Problem 1. In the mailing-list reply on exclusive poll wakeups, which name is suggested for an "exclusive read" poll event?
Problem 2. List every function name that the mailing-list reply on exclusive poll wakeups writes with trailing parentheses.

Excerpted passage.
* start *
On Wed, Oct 6, 2010 at 12:04 PM, Mathieu Desnoyers
<mathieu.desnoyers@efficios.com> wrote:
>
> You are right. My approach breaks the select/poll semantics. This is why I'm
> asking for input if we want to solve the more general problem. For the moment,
> the poll_wait_set_exclusive() solution was only meant to be used for debugfs
> kernel pseudo-files, which fall out of the POSIX scope.

The thing is, I don't think "that file isn't mentioned by POSIX" is a
valid excuse for having different semantics for any particular file.

So no, I don't think it's acceptable to say that certain files just
act differently wrt "poll".

> Maybe what I am trying to do is too far from the poll() semantic and does not
> apply in the general case, but I clearly see the need, at least in the use-case
> detailed below, to wake up only one thread at a time, whether we call this
> "poll" or something else. One way to make it available more generally might be
> to add a new open() flag and require that all open() of a given file should use
> the flag to provide the "wakeup only one thread" behavior.

I think that would be a better interface, but still sucky and badly
designed. Why? Because the obvious case where you might want to have
the whole "only wake up a single thread" is actually for sockets, so
having an open-time flag is just insane.

Making it be an file status flag (and then use fcntl F_[GS]ETFL on it)
might work. At the same time, I have the suspicion that it would be
much nicer to embed it into the "requested events" field to poll, and
simply add a "exclusive read" poll event (POLLINEX or whatever).
Because it's really the "poll()" function itself that says "I promise
that if you return a readable file descriptor, I will read everything
from it" - it's really an attribute local to the "poll()", not to the
file descriptor.

Regardless, I really think that for anything like this to make sense,
it needs way more than a single use case. So you'd really want to get
some web server developers excited or something like that. Over the
years we have learnt that one-off use cases are worthless.

Also, doesn't eventpoll already support exclusive polling? I dunno.
Davide might be interested in the discussion regardless.
* end *
Data section.
* start *
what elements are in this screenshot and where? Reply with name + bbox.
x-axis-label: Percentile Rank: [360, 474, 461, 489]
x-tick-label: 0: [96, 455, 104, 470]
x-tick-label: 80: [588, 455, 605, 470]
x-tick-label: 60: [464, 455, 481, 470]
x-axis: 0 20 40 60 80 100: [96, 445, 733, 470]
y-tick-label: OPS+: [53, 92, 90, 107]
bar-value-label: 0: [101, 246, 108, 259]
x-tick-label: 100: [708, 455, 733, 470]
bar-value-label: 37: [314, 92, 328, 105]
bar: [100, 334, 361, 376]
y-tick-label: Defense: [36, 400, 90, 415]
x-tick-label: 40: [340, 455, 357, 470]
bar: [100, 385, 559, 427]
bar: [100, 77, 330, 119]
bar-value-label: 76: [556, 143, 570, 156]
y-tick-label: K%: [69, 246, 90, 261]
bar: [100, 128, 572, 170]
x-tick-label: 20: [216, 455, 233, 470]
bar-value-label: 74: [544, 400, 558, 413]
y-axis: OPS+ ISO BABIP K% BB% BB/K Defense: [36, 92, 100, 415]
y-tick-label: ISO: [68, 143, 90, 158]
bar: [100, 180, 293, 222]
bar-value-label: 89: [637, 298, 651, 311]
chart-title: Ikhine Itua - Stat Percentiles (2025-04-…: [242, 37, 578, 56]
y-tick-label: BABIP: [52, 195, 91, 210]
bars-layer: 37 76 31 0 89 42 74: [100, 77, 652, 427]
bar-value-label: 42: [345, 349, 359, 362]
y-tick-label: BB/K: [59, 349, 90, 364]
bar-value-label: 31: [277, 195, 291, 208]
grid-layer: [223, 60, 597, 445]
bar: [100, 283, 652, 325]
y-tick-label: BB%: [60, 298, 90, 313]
* end *
Right answer 1. POLLINEX

Right answer 2. poll_wait_set_exclusive(), poll(), open()